-- Begin --

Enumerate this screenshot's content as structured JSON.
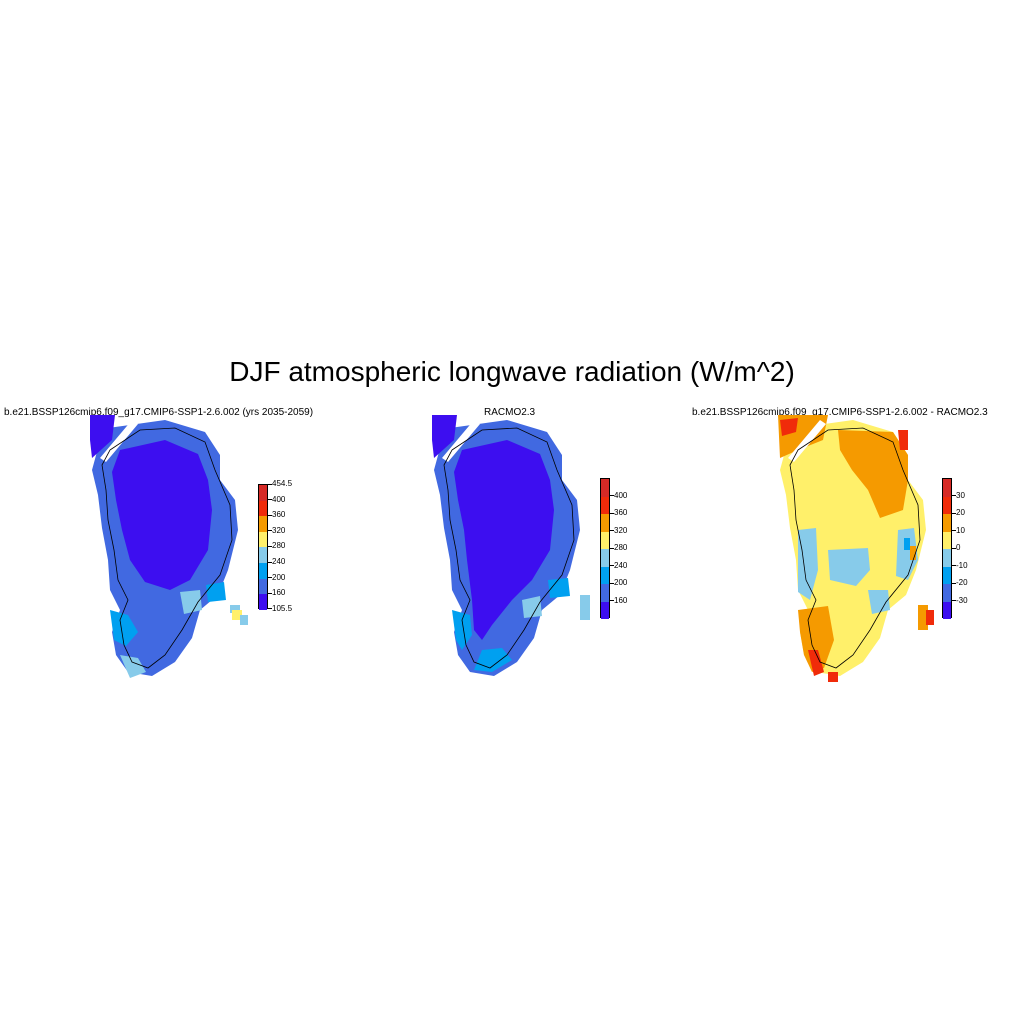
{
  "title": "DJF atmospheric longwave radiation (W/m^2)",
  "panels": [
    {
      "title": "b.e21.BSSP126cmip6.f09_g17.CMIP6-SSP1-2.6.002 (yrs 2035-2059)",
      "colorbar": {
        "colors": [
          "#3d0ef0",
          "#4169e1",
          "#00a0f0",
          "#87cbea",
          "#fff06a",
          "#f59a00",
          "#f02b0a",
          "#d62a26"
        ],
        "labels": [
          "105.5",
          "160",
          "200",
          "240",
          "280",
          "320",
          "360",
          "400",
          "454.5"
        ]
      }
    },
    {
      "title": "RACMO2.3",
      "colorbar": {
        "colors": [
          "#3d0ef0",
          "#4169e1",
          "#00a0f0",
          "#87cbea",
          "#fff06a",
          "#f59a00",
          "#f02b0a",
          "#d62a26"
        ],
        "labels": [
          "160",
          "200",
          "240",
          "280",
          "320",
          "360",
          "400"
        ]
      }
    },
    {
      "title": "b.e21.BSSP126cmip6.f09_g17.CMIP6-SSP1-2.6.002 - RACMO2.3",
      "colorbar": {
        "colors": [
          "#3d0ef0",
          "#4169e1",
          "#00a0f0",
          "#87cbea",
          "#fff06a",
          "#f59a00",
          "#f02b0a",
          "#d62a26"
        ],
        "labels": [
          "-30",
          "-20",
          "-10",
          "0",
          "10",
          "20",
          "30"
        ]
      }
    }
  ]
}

-- End --
-- Begin --

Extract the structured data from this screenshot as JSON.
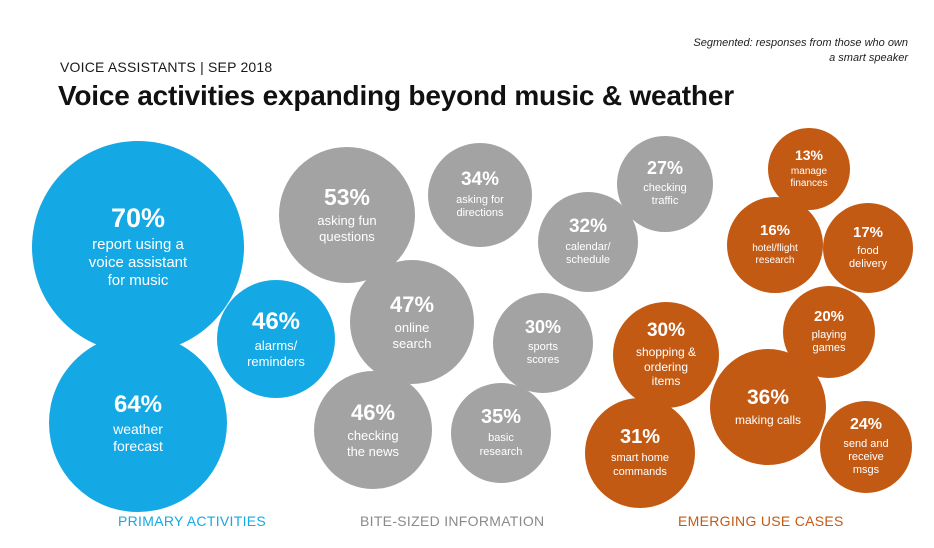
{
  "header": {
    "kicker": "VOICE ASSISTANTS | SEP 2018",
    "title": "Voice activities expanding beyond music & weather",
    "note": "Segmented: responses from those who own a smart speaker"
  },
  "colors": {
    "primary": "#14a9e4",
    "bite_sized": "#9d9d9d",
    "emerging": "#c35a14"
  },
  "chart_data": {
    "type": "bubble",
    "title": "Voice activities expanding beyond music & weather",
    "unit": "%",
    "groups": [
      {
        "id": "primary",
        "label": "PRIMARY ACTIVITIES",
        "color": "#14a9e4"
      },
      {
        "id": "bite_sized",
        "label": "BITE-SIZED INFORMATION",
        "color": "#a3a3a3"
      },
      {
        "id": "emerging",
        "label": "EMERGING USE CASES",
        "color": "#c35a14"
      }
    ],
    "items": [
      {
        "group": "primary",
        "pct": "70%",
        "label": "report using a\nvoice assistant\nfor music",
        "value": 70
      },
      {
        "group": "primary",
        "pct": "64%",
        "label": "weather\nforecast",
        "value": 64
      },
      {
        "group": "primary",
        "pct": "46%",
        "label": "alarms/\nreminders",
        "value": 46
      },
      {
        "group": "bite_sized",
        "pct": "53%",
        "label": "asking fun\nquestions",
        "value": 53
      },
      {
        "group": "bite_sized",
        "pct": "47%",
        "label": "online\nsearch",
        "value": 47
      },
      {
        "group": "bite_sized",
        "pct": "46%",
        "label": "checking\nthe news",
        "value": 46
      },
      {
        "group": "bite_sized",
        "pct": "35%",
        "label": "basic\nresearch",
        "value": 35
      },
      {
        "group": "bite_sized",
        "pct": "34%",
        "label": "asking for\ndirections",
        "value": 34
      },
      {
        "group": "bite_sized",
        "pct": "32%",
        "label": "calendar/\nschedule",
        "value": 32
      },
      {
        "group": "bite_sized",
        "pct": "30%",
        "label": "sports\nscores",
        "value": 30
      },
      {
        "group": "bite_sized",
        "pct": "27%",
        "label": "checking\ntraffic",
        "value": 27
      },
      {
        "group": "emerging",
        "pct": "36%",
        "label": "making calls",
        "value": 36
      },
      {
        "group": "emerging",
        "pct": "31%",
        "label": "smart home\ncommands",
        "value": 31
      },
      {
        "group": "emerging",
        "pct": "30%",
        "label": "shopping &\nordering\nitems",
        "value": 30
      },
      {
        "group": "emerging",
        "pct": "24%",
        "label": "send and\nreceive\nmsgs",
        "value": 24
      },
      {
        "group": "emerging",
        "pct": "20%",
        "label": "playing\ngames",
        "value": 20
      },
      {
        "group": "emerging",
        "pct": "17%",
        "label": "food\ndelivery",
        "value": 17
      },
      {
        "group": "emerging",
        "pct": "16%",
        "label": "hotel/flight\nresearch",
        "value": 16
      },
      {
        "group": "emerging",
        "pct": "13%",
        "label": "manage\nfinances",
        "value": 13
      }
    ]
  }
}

-- End --
-- Begin --

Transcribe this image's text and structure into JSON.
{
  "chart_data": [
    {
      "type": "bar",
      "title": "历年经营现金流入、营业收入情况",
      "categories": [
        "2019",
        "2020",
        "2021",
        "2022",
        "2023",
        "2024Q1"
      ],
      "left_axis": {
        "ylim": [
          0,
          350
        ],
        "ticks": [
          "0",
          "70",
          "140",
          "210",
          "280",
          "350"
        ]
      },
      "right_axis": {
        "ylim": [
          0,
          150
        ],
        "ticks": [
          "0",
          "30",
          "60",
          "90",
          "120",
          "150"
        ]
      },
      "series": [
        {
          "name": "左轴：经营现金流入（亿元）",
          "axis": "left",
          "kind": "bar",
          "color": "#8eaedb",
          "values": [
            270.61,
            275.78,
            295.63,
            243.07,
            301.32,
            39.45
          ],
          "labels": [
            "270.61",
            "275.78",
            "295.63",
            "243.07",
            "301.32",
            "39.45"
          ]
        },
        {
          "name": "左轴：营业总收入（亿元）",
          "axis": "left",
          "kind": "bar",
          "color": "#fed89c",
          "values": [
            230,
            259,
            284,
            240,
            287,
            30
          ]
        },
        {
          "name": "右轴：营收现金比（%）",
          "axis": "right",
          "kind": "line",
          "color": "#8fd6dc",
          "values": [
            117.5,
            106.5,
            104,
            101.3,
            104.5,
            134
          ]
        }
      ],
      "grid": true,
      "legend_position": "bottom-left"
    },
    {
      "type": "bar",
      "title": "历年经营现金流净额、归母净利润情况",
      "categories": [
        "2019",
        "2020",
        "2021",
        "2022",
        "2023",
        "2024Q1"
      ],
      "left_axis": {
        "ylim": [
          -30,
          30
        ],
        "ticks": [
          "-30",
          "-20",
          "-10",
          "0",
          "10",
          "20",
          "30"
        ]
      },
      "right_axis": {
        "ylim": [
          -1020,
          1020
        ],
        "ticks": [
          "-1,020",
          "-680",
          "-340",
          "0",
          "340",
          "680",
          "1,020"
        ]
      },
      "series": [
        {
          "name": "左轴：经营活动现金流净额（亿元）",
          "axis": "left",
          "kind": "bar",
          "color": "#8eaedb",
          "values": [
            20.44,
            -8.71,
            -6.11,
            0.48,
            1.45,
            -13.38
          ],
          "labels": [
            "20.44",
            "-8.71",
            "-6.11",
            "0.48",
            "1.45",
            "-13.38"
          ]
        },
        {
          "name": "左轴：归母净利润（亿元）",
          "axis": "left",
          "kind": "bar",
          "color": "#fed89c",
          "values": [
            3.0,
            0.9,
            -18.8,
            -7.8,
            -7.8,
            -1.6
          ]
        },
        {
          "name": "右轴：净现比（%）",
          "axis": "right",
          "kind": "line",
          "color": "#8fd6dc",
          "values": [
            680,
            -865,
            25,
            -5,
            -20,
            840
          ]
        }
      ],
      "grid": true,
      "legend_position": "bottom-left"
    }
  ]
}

-- End --

● **YOUR INSTRUCTIONS**:
Return every line above in which the string "structured" occurs.

● **SOLUTION FOR THIS EXERCISE**:
Enumerate this screenshot's content as structured JSON.
Extract the structured data from this screenshot as JSON.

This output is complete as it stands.